→ **WHAT THE TASK ASKS**: Pictures aside, quote the whole listing exactly.
— START SOURCE RECORDS —
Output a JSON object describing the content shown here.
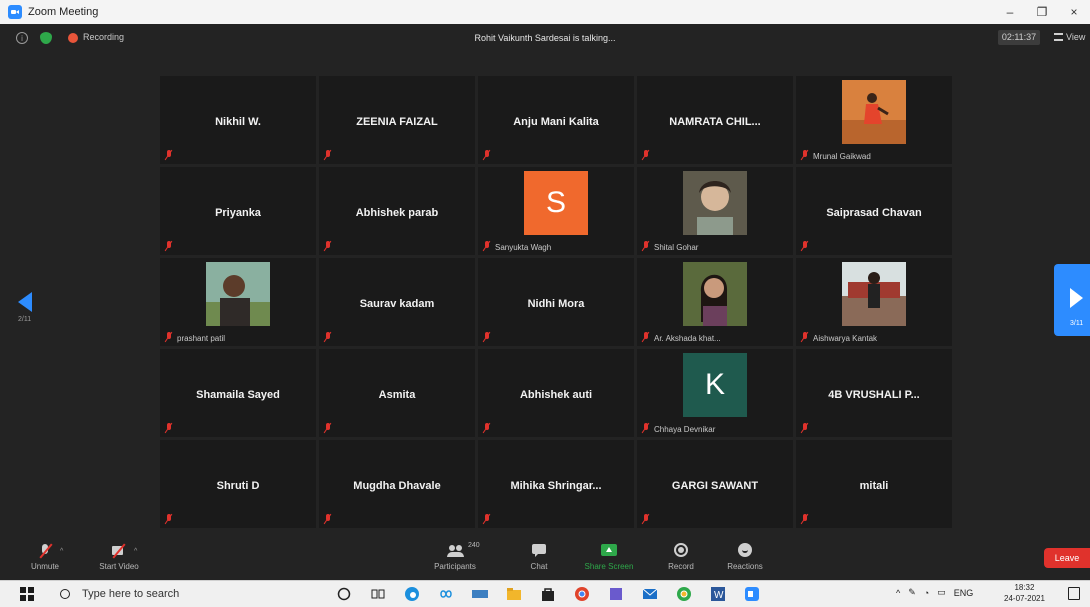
{
  "window": {
    "title": "Zoom Meeting",
    "minimize": "–",
    "restore": "❐",
    "close": "×"
  },
  "meeting_bar": {
    "recording_label": "Recording",
    "talking": "Rohit Vaikunth Sardesai is talking...",
    "timer": "02:11:37",
    "view_label": "View"
  },
  "pager": {
    "left_page": "2/11",
    "right_page": "3/11"
  },
  "participants": [
    {
      "name": "Nikhil W.",
      "label": "",
      "kind": "name"
    },
    {
      "name": "ZEENIA FAIZAL",
      "label": "",
      "kind": "name"
    },
    {
      "name": "Anju Mani Kalita",
      "label": "",
      "kind": "name"
    },
    {
      "name": "NAMRATA CHIL...",
      "label": "",
      "kind": "name"
    },
    {
      "name": "",
      "label": "Mrunal Gaikwad",
      "kind": "photo",
      "photo": "orange"
    },
    {
      "name": "Priyanka",
      "label": "",
      "kind": "name"
    },
    {
      "name": "Abhishek parab",
      "label": "",
      "kind": "name"
    },
    {
      "name": "S",
      "label": "Sanyukta Wagh",
      "kind": "letter",
      "color": "#f0692d"
    },
    {
      "name": "",
      "label": "Shital Gohar",
      "kind": "photo",
      "photo": "face"
    },
    {
      "name": "Saiprasad Chavan",
      "label": "",
      "kind": "name"
    },
    {
      "name": "",
      "label": "prashant patil",
      "kind": "photo",
      "photo": "man"
    },
    {
      "name": "Saurav kadam",
      "label": "",
      "kind": "name"
    },
    {
      "name": "Nidhi Mora",
      "label": "",
      "kind": "name"
    },
    {
      "name": "",
      "label": "Ar. Akshada khat...",
      "kind": "photo",
      "photo": "woman"
    },
    {
      "name": "",
      "label": "Aishwarya Kantak",
      "kind": "photo",
      "photo": "outdoor"
    },
    {
      "name": "Shamaila Sayed",
      "label": "",
      "kind": "name"
    },
    {
      "name": "Asmita",
      "label": "",
      "kind": "name"
    },
    {
      "name": "Abhishek auti",
      "label": "",
      "kind": "name"
    },
    {
      "name": "K",
      "label": "Chhaya Devnikar",
      "kind": "letter",
      "color": "#1f5a4e"
    },
    {
      "name": "4B VRUSHALI P...",
      "label": "",
      "kind": "name"
    },
    {
      "name": "Shruti D",
      "label": "",
      "kind": "name"
    },
    {
      "name": "Mugdha Dhavale",
      "label": "",
      "kind": "name"
    },
    {
      "name": "Mihika  Shringar...",
      "label": "",
      "kind": "name"
    },
    {
      "name": "GARGI SAWANT",
      "label": "",
      "kind": "name"
    },
    {
      "name": "mitali",
      "label": "",
      "kind": "name"
    }
  ],
  "toolbar": {
    "unmute": "Unmute",
    "start_video": "Start Video",
    "participants": "Participants",
    "participant_count": "240",
    "chat": "Chat",
    "share_screen": "Share Screen",
    "record": "Record",
    "reactions": "Reactions",
    "leave": "Leave"
  },
  "taskbar": {
    "search_placeholder": "Type here to search",
    "language": "ENG",
    "time": "18:32",
    "date": "24-07-2021"
  },
  "colors": {
    "meeting_bg": "#232323",
    "tile_bg": "#1a1a1a",
    "accent": "#2d8cff",
    "leave": "#e0322c",
    "share": "#2ea84a"
  }
}
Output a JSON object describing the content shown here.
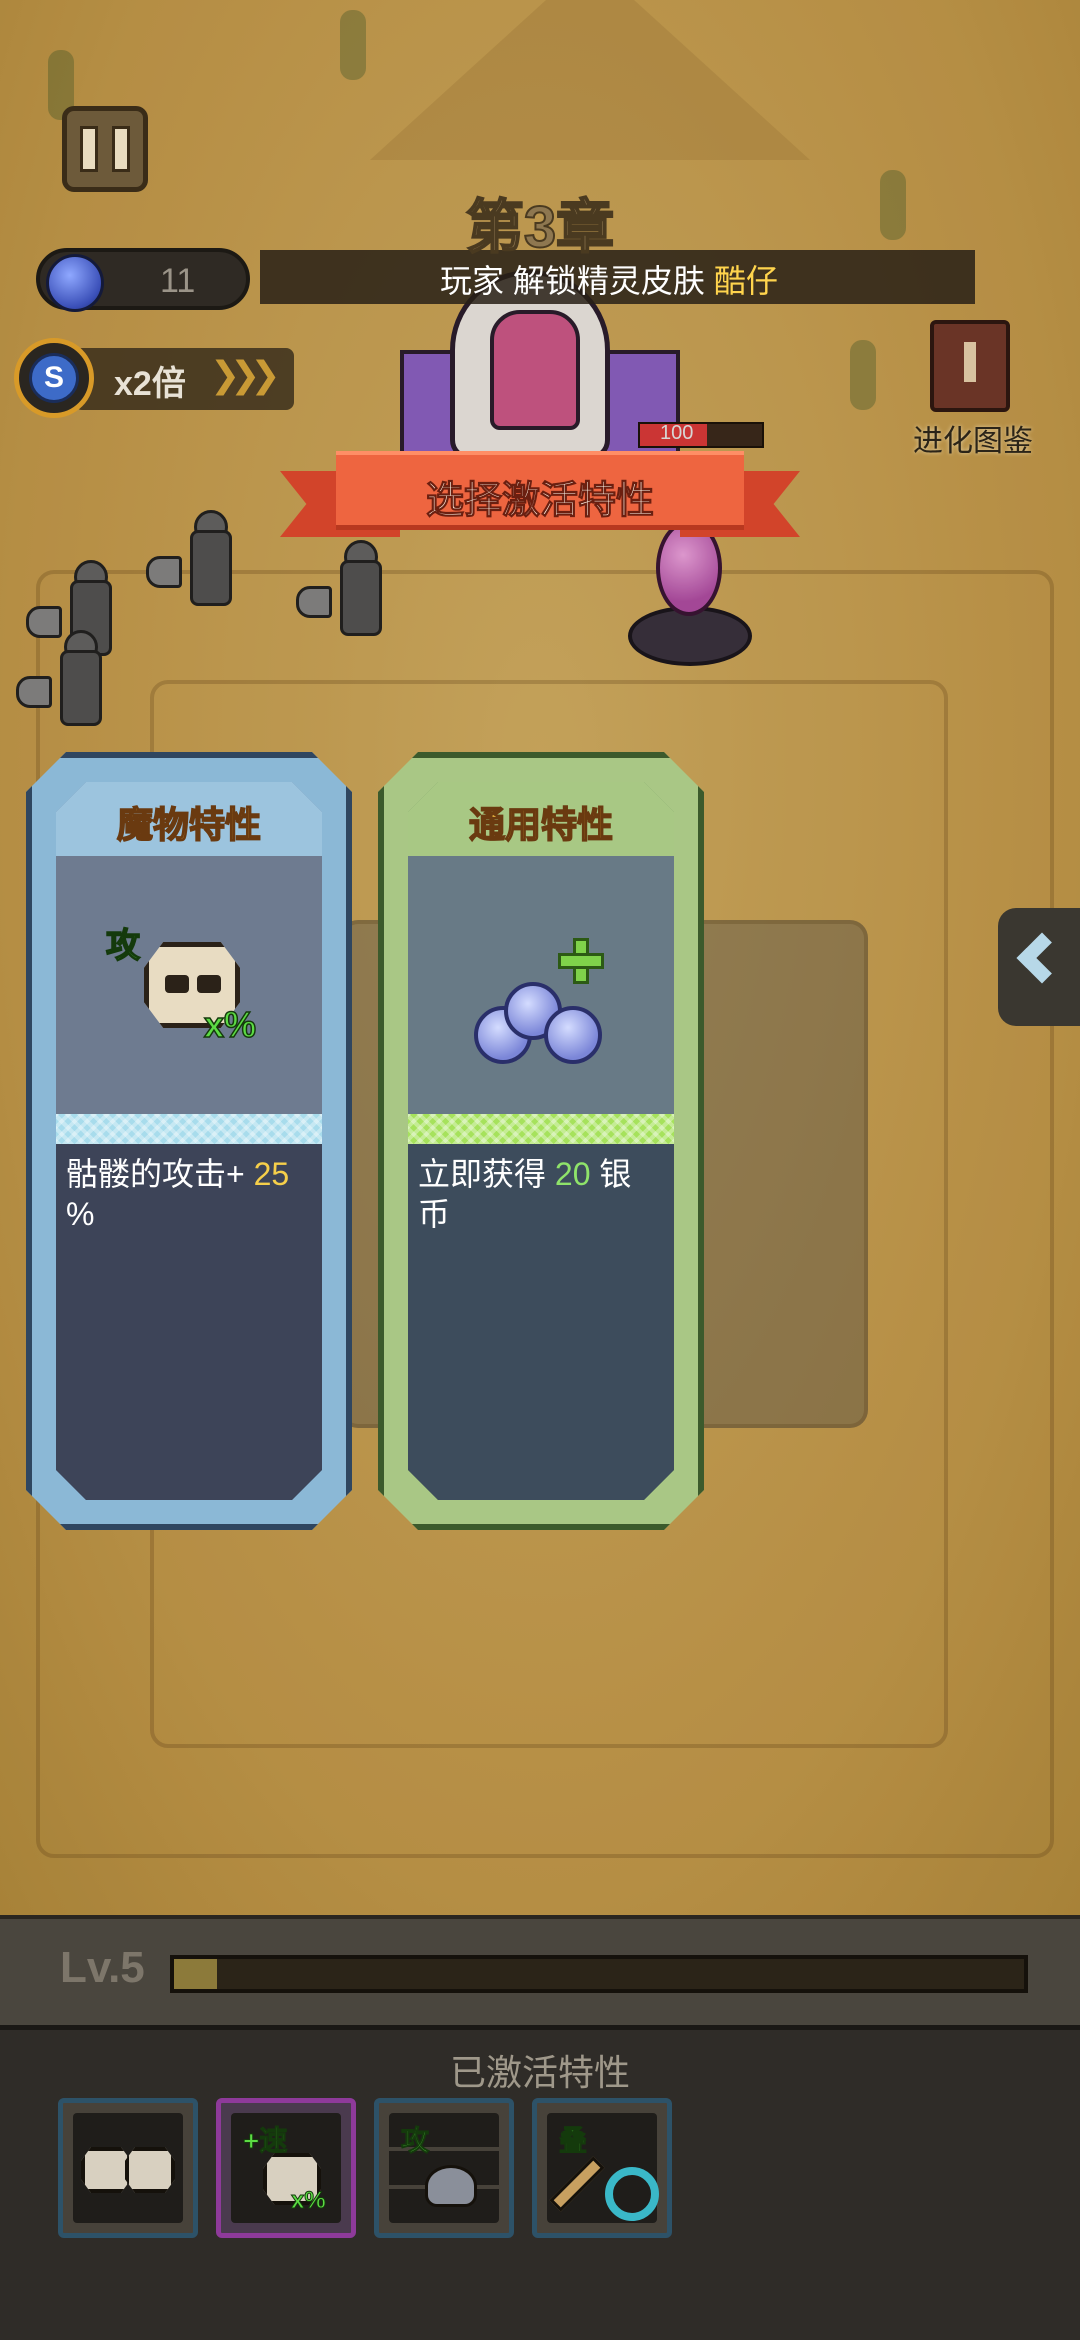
— END SOURCE RECORDS —
→ **WRITTEN ANSWER**:
Output a JSON object describing the content shown here.
{
  "window": {
    "title": "Zoom Meeting",
    "minimize": "–",
    "restore": "❐",
    "close": "×"
  },
  "meeting_bar": {
    "recording_label": "Recording",
    "talking": "Rohit Vaikunth Sardesai is talking...",
    "timer": "02:11:37",
    "view_label": "View"
  },
  "pager": {
    "left_page": "2/11",
    "right_page": "3/11"
  },
  "participants": [
    {
      "name": "Nikhil W.",
      "label": "",
      "kind": "name"
    },
    {
      "name": "ZEENIA FAIZAL",
      "label": "",
      "kind": "name"
    },
    {
      "name": "Anju Mani Kalita",
      "label": "",
      "kind": "name"
    },
    {
      "name": "NAMRATA CHIL...",
      "label": "",
      "kind": "name"
    },
    {
      "name": "",
      "label": "Mrunal Gaikwad",
      "kind": "photo",
      "photo": "orange"
    },
    {
      "name": "Priyanka",
      "label": "",
      "kind": "name"
    },
    {
      "name": "Abhishek parab",
      "label": "",
      "kind": "name"
    },
    {
      "name": "S",
      "label": "Sanyukta Wagh",
      "kind": "letter",
      "color": "#f0692d"
    },
    {
      "name": "",
      "label": "Shital Gohar",
      "kind": "photo",
      "photo": "face"
    },
    {
      "name": "Saiprasad Chavan",
      "label": "",
      "kind": "name"
    },
    {
      "name": "",
      "label": "prashant patil",
      "kind": "photo",
      "photo": "man"
    },
    {
      "name": "Saurav kadam",
      "label": "",
      "kind": "name"
    },
    {
      "name": "Nidhi Mora",
      "label": "",
      "kind": "name"
    },
    {
      "name": "",
      "label": "Ar. Akshada khat...",
      "kind": "photo",
      "photo": "woman"
    },
    {
      "name": "",
      "label": "Aishwarya Kantak",
      "kind": "photo",
      "photo": "outdoor"
    },
    {
      "name": "Shamaila Sayed",
      "label": "",
      "kind": "name"
    },
    {
      "name": "Asmita",
      "label": "",
      "kind": "name"
    },
    {
      "name": "Abhishek auti",
      "label": "",
      "kind": "name"
    },
    {
      "name": "K",
      "label": "Chhaya Devnikar",
      "kind": "letter",
      "color": "#1f5a4e"
    },
    {
      "name": "4B VRUSHALI P...",
      "label": "",
      "kind": "name"
    },
    {
      "name": "Shruti D",
      "label": "",
      "kind": "name"
    },
    {
      "name": "Mugdha Dhavale",
      "label": "",
      "kind": "name"
    },
    {
      "name": "Mihika  Shringar...",
      "label": "",
      "kind": "name"
    },
    {
      "name": "GARGI SAWANT",
      "label": "",
      "kind": "name"
    },
    {
      "name": "mitali",
      "label": "",
      "kind": "name"
    }
  ],
  "toolbar": {
    "unmute": "Unmute",
    "start_video": "Start Video",
    "participants": "Participants",
    "participant_count": "240",
    "chat": "Chat",
    "share_screen": "Share Screen",
    "record": "Record",
    "reactions": "Reactions",
    "leave": "Leave"
  },
  "taskbar": {
    "search_placeholder": "Type here to search",
    "language": "ENG",
    "time": "18:32",
    "date": "24-07-2021"
  },
  "colors": {
    "meeting_bg": "#232323",
    "tile_bg": "#1a1a1a",
    "accent": "#2d8cff",
    "leave": "#e0322c",
    "share": "#2ea84a"
  }
}
Output a JSON object describing the content shown here.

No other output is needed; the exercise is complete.